GIVEN REQUEST » Copy each line where the word "text" occurs.

-- -- --

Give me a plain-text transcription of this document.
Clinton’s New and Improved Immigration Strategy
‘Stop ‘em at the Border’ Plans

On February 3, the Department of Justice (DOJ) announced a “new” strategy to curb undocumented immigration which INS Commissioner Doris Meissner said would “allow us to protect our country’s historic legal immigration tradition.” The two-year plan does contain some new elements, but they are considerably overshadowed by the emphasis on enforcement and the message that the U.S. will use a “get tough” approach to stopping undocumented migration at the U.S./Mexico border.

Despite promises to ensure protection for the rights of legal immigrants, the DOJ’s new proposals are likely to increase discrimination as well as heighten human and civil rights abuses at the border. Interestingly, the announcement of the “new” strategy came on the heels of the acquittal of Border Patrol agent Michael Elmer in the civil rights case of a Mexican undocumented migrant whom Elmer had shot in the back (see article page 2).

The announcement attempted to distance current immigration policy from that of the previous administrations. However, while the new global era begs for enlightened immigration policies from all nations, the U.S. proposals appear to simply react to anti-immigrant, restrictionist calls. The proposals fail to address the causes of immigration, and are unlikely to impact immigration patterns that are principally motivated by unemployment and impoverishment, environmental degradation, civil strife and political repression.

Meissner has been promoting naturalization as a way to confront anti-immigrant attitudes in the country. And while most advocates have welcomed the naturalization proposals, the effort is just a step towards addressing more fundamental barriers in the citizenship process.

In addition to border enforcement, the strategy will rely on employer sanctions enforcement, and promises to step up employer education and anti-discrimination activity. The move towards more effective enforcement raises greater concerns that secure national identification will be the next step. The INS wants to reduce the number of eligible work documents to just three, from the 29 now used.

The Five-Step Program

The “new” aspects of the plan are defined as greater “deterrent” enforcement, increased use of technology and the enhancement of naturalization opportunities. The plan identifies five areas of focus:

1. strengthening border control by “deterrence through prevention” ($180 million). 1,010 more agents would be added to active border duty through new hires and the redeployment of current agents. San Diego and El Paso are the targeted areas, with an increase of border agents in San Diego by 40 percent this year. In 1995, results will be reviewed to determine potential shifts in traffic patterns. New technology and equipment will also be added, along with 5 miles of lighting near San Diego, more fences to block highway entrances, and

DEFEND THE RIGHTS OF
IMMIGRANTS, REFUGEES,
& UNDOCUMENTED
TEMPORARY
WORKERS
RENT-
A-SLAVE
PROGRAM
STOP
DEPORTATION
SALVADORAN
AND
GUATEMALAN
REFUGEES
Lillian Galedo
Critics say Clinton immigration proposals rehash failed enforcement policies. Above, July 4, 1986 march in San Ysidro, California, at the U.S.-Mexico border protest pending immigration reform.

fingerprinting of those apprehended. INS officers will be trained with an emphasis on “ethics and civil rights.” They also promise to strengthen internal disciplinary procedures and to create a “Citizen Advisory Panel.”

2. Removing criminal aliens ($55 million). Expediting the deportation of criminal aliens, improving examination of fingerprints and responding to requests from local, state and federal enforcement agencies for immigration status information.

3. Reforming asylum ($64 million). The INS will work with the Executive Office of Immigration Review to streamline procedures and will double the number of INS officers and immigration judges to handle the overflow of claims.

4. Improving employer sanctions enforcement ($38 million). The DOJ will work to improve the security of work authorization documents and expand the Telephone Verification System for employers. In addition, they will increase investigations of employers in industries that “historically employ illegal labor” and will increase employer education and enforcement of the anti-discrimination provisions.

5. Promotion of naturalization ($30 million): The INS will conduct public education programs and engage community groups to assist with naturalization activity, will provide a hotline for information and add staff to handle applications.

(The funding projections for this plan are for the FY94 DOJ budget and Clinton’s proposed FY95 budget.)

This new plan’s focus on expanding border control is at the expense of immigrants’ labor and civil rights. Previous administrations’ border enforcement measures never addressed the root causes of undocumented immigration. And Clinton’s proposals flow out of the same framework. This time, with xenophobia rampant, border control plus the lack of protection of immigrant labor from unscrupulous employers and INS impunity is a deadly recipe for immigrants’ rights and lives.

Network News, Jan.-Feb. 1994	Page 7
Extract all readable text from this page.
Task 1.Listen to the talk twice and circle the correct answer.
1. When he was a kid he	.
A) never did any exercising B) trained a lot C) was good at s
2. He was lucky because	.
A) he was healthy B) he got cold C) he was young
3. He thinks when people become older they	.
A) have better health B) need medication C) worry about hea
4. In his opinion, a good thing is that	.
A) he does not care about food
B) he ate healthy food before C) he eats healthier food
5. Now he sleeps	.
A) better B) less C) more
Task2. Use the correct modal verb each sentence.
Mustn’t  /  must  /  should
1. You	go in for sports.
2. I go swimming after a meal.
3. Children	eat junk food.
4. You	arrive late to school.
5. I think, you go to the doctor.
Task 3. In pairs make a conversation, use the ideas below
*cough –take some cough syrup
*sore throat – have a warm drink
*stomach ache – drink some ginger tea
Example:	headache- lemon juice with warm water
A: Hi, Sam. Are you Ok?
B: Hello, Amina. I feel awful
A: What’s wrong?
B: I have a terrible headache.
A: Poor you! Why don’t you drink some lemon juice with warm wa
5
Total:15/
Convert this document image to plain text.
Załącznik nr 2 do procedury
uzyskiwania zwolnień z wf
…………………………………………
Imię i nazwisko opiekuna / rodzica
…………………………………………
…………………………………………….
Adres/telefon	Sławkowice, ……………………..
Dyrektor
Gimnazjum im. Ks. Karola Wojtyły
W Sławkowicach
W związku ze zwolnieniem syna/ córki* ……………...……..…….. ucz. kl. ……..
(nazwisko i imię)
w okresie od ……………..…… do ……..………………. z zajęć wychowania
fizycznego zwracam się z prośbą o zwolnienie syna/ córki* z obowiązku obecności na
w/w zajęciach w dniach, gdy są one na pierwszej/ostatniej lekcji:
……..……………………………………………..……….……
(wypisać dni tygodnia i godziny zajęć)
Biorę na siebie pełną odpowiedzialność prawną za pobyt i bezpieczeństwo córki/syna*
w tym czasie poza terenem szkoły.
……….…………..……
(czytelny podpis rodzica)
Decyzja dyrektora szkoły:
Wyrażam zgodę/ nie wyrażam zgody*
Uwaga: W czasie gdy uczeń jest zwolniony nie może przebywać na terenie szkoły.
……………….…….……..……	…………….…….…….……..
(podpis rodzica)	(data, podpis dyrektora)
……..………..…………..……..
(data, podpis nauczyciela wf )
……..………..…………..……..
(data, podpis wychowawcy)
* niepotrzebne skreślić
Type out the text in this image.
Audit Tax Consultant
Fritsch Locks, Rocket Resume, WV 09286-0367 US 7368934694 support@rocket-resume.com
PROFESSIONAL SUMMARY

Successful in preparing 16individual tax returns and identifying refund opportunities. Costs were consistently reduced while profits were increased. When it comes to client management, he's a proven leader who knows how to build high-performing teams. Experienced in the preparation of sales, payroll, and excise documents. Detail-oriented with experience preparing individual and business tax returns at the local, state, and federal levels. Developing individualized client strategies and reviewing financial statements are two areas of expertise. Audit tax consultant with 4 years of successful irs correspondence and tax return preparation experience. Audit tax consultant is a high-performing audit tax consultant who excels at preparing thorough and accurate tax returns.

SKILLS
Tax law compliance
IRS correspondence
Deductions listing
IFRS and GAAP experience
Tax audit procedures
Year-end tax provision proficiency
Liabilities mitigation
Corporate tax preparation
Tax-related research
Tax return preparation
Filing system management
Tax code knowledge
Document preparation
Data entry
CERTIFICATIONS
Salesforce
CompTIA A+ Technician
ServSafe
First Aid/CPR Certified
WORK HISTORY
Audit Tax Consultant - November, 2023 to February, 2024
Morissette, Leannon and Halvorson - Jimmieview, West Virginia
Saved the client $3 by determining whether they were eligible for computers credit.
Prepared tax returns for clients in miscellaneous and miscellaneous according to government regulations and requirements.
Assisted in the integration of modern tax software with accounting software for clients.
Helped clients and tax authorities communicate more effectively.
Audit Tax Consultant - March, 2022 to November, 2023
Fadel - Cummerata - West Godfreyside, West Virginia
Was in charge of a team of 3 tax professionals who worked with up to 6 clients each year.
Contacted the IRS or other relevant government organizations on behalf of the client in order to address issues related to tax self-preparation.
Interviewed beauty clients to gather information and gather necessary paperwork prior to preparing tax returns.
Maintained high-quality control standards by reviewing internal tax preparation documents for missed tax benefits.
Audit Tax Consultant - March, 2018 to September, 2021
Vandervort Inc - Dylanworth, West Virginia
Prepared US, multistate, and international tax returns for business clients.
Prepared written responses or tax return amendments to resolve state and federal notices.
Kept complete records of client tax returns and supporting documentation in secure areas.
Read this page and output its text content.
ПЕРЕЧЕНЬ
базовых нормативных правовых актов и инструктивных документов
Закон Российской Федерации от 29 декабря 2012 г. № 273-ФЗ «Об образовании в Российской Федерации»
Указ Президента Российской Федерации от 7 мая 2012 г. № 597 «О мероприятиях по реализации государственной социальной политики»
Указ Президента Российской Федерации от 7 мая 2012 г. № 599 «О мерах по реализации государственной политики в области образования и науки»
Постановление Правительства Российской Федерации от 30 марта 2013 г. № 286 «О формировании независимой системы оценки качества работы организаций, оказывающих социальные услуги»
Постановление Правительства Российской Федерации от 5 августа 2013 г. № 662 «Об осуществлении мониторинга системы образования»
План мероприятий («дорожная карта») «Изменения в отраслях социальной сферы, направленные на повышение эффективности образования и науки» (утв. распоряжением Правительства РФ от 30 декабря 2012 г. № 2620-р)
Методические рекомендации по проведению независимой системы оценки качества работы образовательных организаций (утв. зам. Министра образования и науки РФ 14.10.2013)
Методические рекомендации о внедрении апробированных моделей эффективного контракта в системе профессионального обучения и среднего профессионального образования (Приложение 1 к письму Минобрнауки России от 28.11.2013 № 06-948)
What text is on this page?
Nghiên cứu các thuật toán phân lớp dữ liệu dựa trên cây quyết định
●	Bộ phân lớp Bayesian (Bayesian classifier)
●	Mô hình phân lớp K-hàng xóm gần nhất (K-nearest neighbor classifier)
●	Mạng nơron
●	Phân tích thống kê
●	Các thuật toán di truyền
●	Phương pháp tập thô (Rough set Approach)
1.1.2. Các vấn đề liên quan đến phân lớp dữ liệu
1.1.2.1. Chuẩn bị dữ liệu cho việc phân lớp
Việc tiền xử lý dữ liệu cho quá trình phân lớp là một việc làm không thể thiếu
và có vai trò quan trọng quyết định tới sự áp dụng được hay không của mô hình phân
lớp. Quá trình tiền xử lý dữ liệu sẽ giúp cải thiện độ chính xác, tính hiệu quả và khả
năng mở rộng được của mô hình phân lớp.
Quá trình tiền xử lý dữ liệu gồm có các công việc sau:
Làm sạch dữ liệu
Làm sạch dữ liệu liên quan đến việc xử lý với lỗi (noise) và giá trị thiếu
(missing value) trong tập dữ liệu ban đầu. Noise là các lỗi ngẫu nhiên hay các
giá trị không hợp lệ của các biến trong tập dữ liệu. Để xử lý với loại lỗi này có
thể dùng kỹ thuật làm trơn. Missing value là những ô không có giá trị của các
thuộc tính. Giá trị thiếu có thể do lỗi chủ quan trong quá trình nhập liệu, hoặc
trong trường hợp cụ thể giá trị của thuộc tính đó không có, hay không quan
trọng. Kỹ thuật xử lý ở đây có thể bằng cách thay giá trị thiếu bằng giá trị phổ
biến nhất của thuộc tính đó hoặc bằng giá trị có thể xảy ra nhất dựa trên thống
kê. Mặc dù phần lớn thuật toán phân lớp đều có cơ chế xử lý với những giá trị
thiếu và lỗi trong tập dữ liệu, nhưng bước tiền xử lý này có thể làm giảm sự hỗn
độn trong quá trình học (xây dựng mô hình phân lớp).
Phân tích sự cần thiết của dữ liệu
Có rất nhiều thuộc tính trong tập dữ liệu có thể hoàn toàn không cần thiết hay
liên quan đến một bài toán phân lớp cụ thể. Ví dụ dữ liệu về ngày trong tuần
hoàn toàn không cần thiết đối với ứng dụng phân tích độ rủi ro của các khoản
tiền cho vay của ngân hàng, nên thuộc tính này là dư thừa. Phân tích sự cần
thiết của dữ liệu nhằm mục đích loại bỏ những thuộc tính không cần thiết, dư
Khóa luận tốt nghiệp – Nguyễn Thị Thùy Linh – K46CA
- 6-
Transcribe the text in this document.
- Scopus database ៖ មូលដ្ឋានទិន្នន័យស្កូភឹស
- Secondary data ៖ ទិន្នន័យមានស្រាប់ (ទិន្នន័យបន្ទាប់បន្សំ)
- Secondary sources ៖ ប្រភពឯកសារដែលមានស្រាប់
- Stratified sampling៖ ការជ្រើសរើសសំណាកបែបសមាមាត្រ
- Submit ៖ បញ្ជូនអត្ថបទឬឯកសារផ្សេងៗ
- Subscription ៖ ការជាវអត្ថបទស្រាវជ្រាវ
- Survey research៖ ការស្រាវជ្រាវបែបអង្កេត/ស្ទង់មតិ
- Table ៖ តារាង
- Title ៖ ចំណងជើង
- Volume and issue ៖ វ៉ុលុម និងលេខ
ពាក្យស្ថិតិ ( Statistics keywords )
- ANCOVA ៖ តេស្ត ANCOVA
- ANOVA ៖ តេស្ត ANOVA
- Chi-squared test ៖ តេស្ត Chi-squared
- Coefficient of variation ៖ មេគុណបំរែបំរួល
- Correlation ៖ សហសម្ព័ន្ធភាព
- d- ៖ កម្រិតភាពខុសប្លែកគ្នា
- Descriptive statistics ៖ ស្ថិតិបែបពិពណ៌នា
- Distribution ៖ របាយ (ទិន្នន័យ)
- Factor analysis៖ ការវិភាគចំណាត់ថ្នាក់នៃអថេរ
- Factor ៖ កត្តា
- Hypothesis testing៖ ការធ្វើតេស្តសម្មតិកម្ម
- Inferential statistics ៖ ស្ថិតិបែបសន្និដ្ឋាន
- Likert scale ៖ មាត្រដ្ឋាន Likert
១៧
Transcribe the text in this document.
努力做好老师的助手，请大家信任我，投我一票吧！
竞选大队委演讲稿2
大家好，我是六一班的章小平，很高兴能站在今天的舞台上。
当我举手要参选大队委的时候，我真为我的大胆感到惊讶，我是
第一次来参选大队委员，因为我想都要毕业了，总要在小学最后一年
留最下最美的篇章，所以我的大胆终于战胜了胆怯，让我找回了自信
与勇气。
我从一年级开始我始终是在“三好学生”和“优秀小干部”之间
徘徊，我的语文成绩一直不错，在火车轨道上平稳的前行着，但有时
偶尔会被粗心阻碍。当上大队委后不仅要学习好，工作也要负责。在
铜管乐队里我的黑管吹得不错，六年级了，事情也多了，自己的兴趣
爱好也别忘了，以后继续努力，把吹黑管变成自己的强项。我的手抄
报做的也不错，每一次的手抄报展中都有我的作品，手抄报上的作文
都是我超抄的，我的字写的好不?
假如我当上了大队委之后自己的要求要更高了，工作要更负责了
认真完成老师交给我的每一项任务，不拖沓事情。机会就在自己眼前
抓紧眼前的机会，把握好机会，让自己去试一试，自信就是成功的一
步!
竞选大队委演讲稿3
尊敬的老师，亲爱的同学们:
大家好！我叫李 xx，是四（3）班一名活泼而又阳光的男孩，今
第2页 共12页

-- -- --

FULL ANSWER »
Give me a plain-text transcription of this document.
Extract all readable text from this page.
Convert this document image to plain text.
Type out the text in this image.
Read this page and output its text content.
What text is on this page?
Transcribe the text in this document.
Transcribe the text in this document.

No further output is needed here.